Below are records to transcribe exactly, without their pictures.

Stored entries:
▼▼▼

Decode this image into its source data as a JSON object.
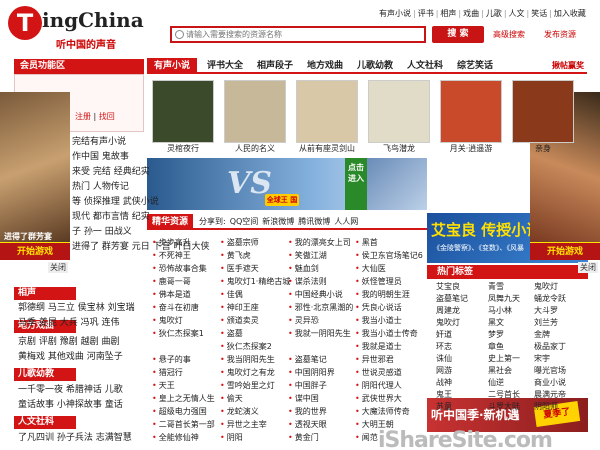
{
  "header": {
    "logo_letter": "T",
    "logo_word": "ingChina",
    "slogan": "听中国的声音",
    "top_nav": [
      "有声小说",
      "评书",
      "相声",
      "戏曲",
      "儿歌",
      "人文",
      "笑话",
      "加入收藏"
    ],
    "search_placeholder": "请输入需要搜索的资源名称",
    "search_button": "搜 索",
    "advanced_search": "高级搜索",
    "publish_resource": "发布资源"
  },
  "member": {
    "title": "会员功能区",
    "register": "注册",
    "forgot": "找回"
  },
  "left_categories": {
    "lines_top": [
      "完结有声小说",
      "作中国  鬼故事",
      "来受 完结  经典纪实",
      "热门  人物传记",
      "等 侦探推理  武侠小说",
      "现代 都市言情  纪实",
      "子  孙一  田战义",
      "进得了 群芳宴  元日  下宫 叶白大侠"
    ],
    "crosstalk_title": "相声",
    "crosstalk_lines": [
      "郭德纲  马三立  侯宝林  刘宝瑞",
      "马季  姜昆  大兵  冯巩  连伟"
    ],
    "drama_title": "地方戏曲",
    "drama_lines": [
      "京剧  评剧  豫剧  越剧  曲剧",
      "黄梅戏  其他戏曲  河南坠子"
    ],
    "kids_title": "儿歌幼教",
    "kids_lines": [
      "一千零一夜  希腊神话  儿歌",
      "童话故事  小神探故事  童话"
    ],
    "culture_title": "人文社科",
    "culture_lines": [
      "了凡四训  孙子兵法  志满智慧"
    ]
  },
  "tabs": [
    "有声小说",
    "评书大全",
    "相声段子",
    "地方戏曲",
    "儿歌幼教",
    "人文社科",
    "综艺笑话"
  ],
  "prize_link": "揪帖赢奖",
  "books": [
    {
      "title": "灵棺夜行",
      "color": "#3a4a2a"
    },
    {
      "title": "人民的名义",
      "color": "#c8b89a"
    },
    {
      "title": "从前有座灵剑山",
      "color": "#d8c8a8"
    },
    {
      "title": "飞鸟潜龙",
      "color": "#e0dcc8"
    },
    {
      "title": "月关·逍遥游",
      "color": "#c84a2a"
    },
    {
      "title": "亲身",
      "color": "#8a3a1a"
    }
  ],
  "banner": {
    "vs": "VS",
    "tag": "全球王 国",
    "side_text": "点击进入"
  },
  "curated": {
    "title": "精华资源",
    "share": [
      "分享到:",
      "QQ空间",
      "新浪微博",
      "腾讯微博",
      "人人网"
    ],
    "columns": [
      [
        "步步高升",
        "不死神王",
        "恐怖故事合集",
        "鹿哥一哥",
        "佛本是道",
        "奋斗在初唐",
        "鬼吹灯",
        "狄仁杰探案1"
      ],
      [
        "盗墓宗师",
        "黄飞虎",
        "医手遮天",
        "鬼吹灯1·精绝古城",
        "佳偶",
        "神印王座",
        "颁道卖灵",
        "盗墓",
        "狄仁杰探案2"
      ],
      [
        "我的漂亮女上司",
        "笑傲江湖",
        "魅血剑",
        "谍杀法则",
        "中国经典小说",
        "邪性·北京黑潮的",
        "灵异恐",
        "我就一阴阳先生"
      ],
      [
        "黑首",
        "侯卫东官场笔记6",
        "大仙医",
        "妖怪管理员",
        "我的明朝生涯",
        "凭良心说话",
        "我当小道士",
        "我当小道士传奇",
        "我就是道士"
      ]
    ],
    "bottom_columns": [
      [
        "悬子的事",
        "猎冠行",
        "天王",
        "皇上之无情人生",
        "超级电力强国",
        "二哥首长第一部",
        "全能修仙神"
      ],
      [
        "我当阴阳先生",
        "鬼吹灯之有龙",
        "雪吟始里之灯",
        "偷天",
        "龙蛇演义",
        "异世之主宰",
        "阴阳"
      ],
      [
        "盗墓笔记",
        "中国阴阳界",
        "中国胖子",
        "谍中国",
        "我的世界",
        "透视天眼",
        "黄金门"
      ],
      [
        "异世邪君",
        "世说灵感道",
        "阴阳代理人",
        "武侠世界大",
        "大魔法师传奇",
        "大明王朝",
        "闻范"
      ]
    ]
  },
  "promo": {
    "title": "艾宝良 传授小说",
    "subtitle": "《金陵警察》、《变数》、《风暴"
  },
  "hot": {
    "title": "热门标签",
    "columns": [
      [
        "艾宝良",
        "盗墓笔记",
        "周建龙",
        "鬼吹灯",
        "奸道",
        "环志",
        "诛仙",
        "网游",
        "战神",
        "鬼王",
        "苏童"
      ],
      [
        "青雪",
        "凤舞九天",
        "马小林",
        "黑文",
        "梦罗",
        "章鱼",
        "史上第一",
        "黑社会",
        "仙逆",
        "二号首长",
        "斗罗大陆"
      ],
      [
        "鬼吹灯",
        "蛹龙令跃",
        "大斗罗",
        "刘兰芳",
        "金牌",
        "极品家丁",
        "宋宇",
        "曝光官场",
        "商业小说",
        "晨满元帝",
        "阴阳师"
      ]
    ]
  },
  "season": {
    "text": "听中国季·新机遇",
    "badge": "夏季了"
  },
  "ads": {
    "left_caption": "进得了群芳宴",
    "label": "开始游戏",
    "close": "关闭"
  },
  "watermark": "iShareSite.com"
}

▲▲▲

- ANSWER TO THE PROBLEM -
Decode this image into its source data as a JSON object.
{
  "header": {
    "logo_letter": "T",
    "logo_word": "ingChina",
    "slogan": "听中国的声音",
    "top_nav": [
      "有声小说",
      "评书",
      "相声",
      "戏曲",
      "儿歌",
      "人文",
      "笑话",
      "加入收藏"
    ],
    "search_placeholder": "请输入需要搜索的资源名称",
    "search_button": "搜 索",
    "advanced_search": "高级搜索",
    "publish_resource": "发布资源"
  },
  "member": {
    "title": "会员功能区",
    "register": "注册",
    "forgot": "找回"
  },
  "left_categories": {
    "lines_top": [
      "完结有声小说",
      "作中国  鬼故事",
      "来受 完结  经典纪实",
      "热门  人物传记",
      "等 侦探推理  武侠小说",
      "现代 都市言情  纪实",
      "子  孙一  田战义",
      "进得了 群芳宴  元日  下宫 叶白大侠"
    ],
    "crosstalk_title": "相声",
    "crosstalk_lines": [
      "郭德纲  马三立  侯宝林  刘宝瑞",
      "马季  姜昆  大兵  冯巩  连伟"
    ],
    "drama_title": "地方戏曲",
    "drama_lines": [
      "京剧  评剧  豫剧  越剧  曲剧",
      "黄梅戏  其他戏曲  河南坠子"
    ],
    "kids_title": "儿歌幼教",
    "kids_lines": [
      "一千零一夜  希腊神话  儿歌",
      "童话故事  小神探故事  童话"
    ],
    "culture_title": "人文社科",
    "culture_lines": [
      "了凡四训  孙子兵法  志满智慧"
    ]
  },
  "tabs": [
    "有声小说",
    "评书大全",
    "相声段子",
    "地方戏曲",
    "儿歌幼教",
    "人文社科",
    "综艺笑话"
  ],
  "prize_link": "揪帖赢奖",
  "books": [
    {
      "title": "灵棺夜行",
      "color": "#3a4a2a"
    },
    {
      "title": "人民的名义",
      "color": "#c8b89a"
    },
    {
      "title": "从前有座灵剑山",
      "color": "#d8c8a8"
    },
    {
      "title": "飞鸟潜龙",
      "color": "#e0dcc8"
    },
    {
      "title": "月关·逍遥游",
      "color": "#c84a2a"
    },
    {
      "title": "亲身",
      "color": "#8a3a1a"
    }
  ],
  "banner": {
    "vs": "VS",
    "tag": "全球王 国",
    "side_text": "点击进入"
  },
  "curated": {
    "title": "精华资源",
    "share": [
      "分享到:",
      "QQ空间",
      "新浪微博",
      "腾讯微博",
      "人人网"
    ],
    "columns": [
      [
        "步步高升",
        "不死神王",
        "恐怖故事合集",
        "鹿哥一哥",
        "佛本是道",
        "奋斗在初唐",
        "鬼吹灯",
        "狄仁杰探案1"
      ],
      [
        "盗墓宗师",
        "黄飞虎",
        "医手遮天",
        "鬼吹灯1·精绝古城",
        "佳偶",
        "神印王座",
        "颁道卖灵",
        "盗墓",
        "狄仁杰探案2"
      ],
      [
        "我的漂亮女上司",
        "笑傲江湖",
        "魅血剑",
        "谍杀法则",
        "中国经典小说",
        "邪性·北京黑潮的",
        "灵异恐",
        "我就一阴阳先生"
      ],
      [
        "黑首",
        "侯卫东官场笔记6",
        "大仙医",
        "妖怪管理员",
        "我的明朝生涯",
        "凭良心说话",
        "我当小道士",
        "我当小道士传奇",
        "我就是道士"
      ]
    ],
    "bottom_columns": [
      [
        "悬子的事",
        "猎冠行",
        "天王",
        "皇上之无情人生",
        "超级电力强国",
        "二哥首长第一部",
        "全能修仙神"
      ],
      [
        "我当阴阳先生",
        "鬼吹灯之有龙",
        "雪吟始里之灯",
        "偷天",
        "龙蛇演义",
        "异世之主宰",
        "阴阳"
      ],
      [
        "盗墓笔记",
        "中国阴阳界",
        "中国胖子",
        "谍中国",
        "我的世界",
        "透视天眼",
        "黄金门"
      ],
      [
        "异世邪君",
        "世说灵感道",
        "阴阳代理人",
        "武侠世界大",
        "大魔法师传奇",
        "大明王朝",
        "闻范"
      ]
    ]
  },
  "promo": {
    "title": "艾宝良 传授小说",
    "subtitle": "《金陵警察》、《变数》、《风暴"
  },
  "hot": {
    "title": "热门标签",
    "columns": [
      [
        "艾宝良",
        "盗墓笔记",
        "周建龙",
        "鬼吹灯",
        "奸道",
        "环志",
        "诛仙",
        "网游",
        "战神",
        "鬼王",
        "苏童"
      ],
      [
        "青雪",
        "凤舞九天",
        "马小林",
        "黑文",
        "梦罗",
        "章鱼",
        "史上第一",
        "黑社会",
        "仙逆",
        "二号首长",
        "斗罗大陆"
      ],
      [
        "鬼吹灯",
        "蛹龙令跃",
        "大斗罗",
        "刘兰芳",
        "金牌",
        "极品家丁",
        "宋宇",
        "曝光官场",
        "商业小说",
        "晨满元帝",
        "阴阳师"
      ]
    ]
  },
  "season": {
    "text": "听中国季·新机遇",
    "badge": "夏季了"
  },
  "ads": {
    "left_caption": "进得了群芳宴",
    "label": "开始游戏",
    "close": "关闭"
  },
  "watermark": "iShareSite.com"
}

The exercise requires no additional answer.